SOURCE TEXT -
Giving a Defense

By GotDesign
Way back in May, I posted the story of Jewel Graham who was persecuted because of her beliefs. Specifically, she wrote a story about the biases in favor of homosexuality and the political agenda of the "gay movement" to portray homosexuality as normal and mainstream.

I recently (and surprisingly) received an anonymous comment on the original posting -- Calling It As She Sees It -- criticizing Ms. Graham and my support for her. Here is the text of the post:
Its great that you support your friend, but as a student at Butler at that time, you must understand the other side of the situation. First off, she was not as harrassed as she said. And wasn't her article essentially harrassing homosexuals and those who support them? Second of all, she wrote the article in response to something she saw on ER...one of her favorite shows. Not only did she continue to watch the show (thus supporting it?), but I don't believe she ever wrote an article condeming the heterosexual interactions that were clearly in violation of her beloved beliefs. Her main arguement was that homosexuality was in violation of the Bible, but she never had a problem watching shows/movies with premarital/extramarital sex. Lastly, as an RA, one of her responsibilies was to create a safe environment for all residents. Telling how much she hated gays definitely alienated residents. In most places she would have been fired for harassment.

Before you blindly agree and support things people tell you, please not only think about the other side of the argument, but also that Jesus calls us to LOVE... not judge. LOVE first and formost. The rest is up to HIM. Telling people how horrible they are will not make the situation better. Love and understanding will. Open your mind, and especially your heart. Having an open mind does not mean you can't be a Christian, but it will give you better perspective. Remember to LOVE!

GIVEN INSTRUCTION 1 -
Duplicate the passage of the Giving a Defense post that opens with the words containing "Giving a Defense" and closes with "normal and mainstream.".
GIVEN INSTRUCTION 2 -
Using the Giving a Defense post, decide whether each statement is true: (a) the original posting was titled "Calling It As She Sees It"; (b) the comment on that posting was signed with the commenter's name; (c) the commenter says Graham's article was a response to something she saw on ER. Answer yes or no for each, quoting the deciding words.
GIVEN INSTRUCTION 3 -
Pick up the Giving a Defense post after its final sentence and keep writing it.
The material after this point has no connection to the Giving a Defense post.

MATERIAL -
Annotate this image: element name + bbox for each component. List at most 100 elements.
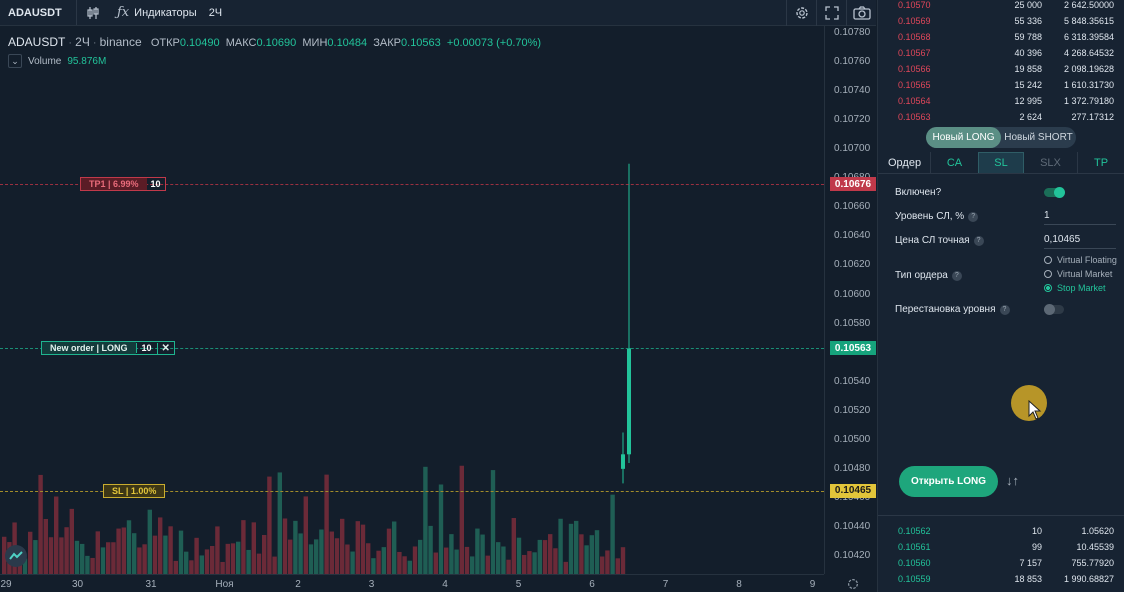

FINAL ANSWER 1 -
Giving a Defense

By GotDesign
Way back in May, I posted the story of Jewel Graham who was persecuted because of her beliefs. Specifically, she wrote a story about the biases in favor of homosexuality and the political agenda of the "gay movement" to portray homosexuality as normal and mainstream.

FINAL ANSWER 2 -
(a) Yes: "the original posting -- Calling It As She Sees It --"
(b) No: "received an anonymous comment"
(c) Yes: "she wrote the article in response to something she saw on ER"

FINAL ANSWER 3 -
Actually, Jewel WAS harassed. In fact, her position on the student newspaper was threatened unless she retracted her story and apologized. Her position as a Resident Assistant (R.A.) in the residence halls was also threatened unless a retraction was made. She received threatening e-mail and phone calls on a regular basis at the time of the events mentioned. If it was not for the intervention of the American Center for Law and Justice (ACLJ) -- an organization that provides legal support for persons who are threatened legally for their Christian beliefs -- she would not only have lost her positions on the student newspaper and as an R.A., but she also would have been suspended, and possibly expelled, from Butler. So, there is no doubt that she was harassed.

As for the article that triggered all of this, it was about the biases of the mainstream media (MSM) and the television entertainment industry in favor of normalizing homosexual behavior. As for the presence of heterosexual, extramarital sexuality shown on such programs, Jewel was not unaware. But such depictions of adultery and frivolous sexuality have long been a part of American television entertainment. There was little Jewel could do about such firmly entrenched immorality. However, the support being shown to the homosexual community on television is a more recent phenomenon. Jewel's comments could be more effective in stemming the tide of moral decay in the area of homosexual advancement than in standing against heterosexual immorality. Choose your battles wisely.

As an R.A., Ms. Graham was highly regarded. She had been consistently promoted and acknowledged as an example for others. Her comments about the MSM's support for homosexuality by no means created a threatening environment. Let's remember that Ms. Graham's newspaper article was not about homosexuality, but about the MSM and entertainment industries' support for homosexuality. This had nothing to do with her position as an R.A. or her responsibilities towards the students she advised.

I never "blindly agree and support things people tell [me]." I am not a parrot of opinions that I hear someplace. I actually met Jewel Graham and she told me her story. I research her story afterwards and read her original article and the criticisms (and the hatred) that followed. There are many things of which I can be accused. But willing blindness is not one of them. Those who know me realize that I am by nature an inquisitive person. When I read a book, I research ideas and topics presented in the book. When I hear someone speak, I follow up on the issues and problems brought forward. When I became serious about my Christian beliefs (back during my undergraduate education), I studied the Roman Empire and the environment in which Christianity began and flourished. I collected ancient Roman coins and artifacts. Blind is an adjective that just doesn't apply.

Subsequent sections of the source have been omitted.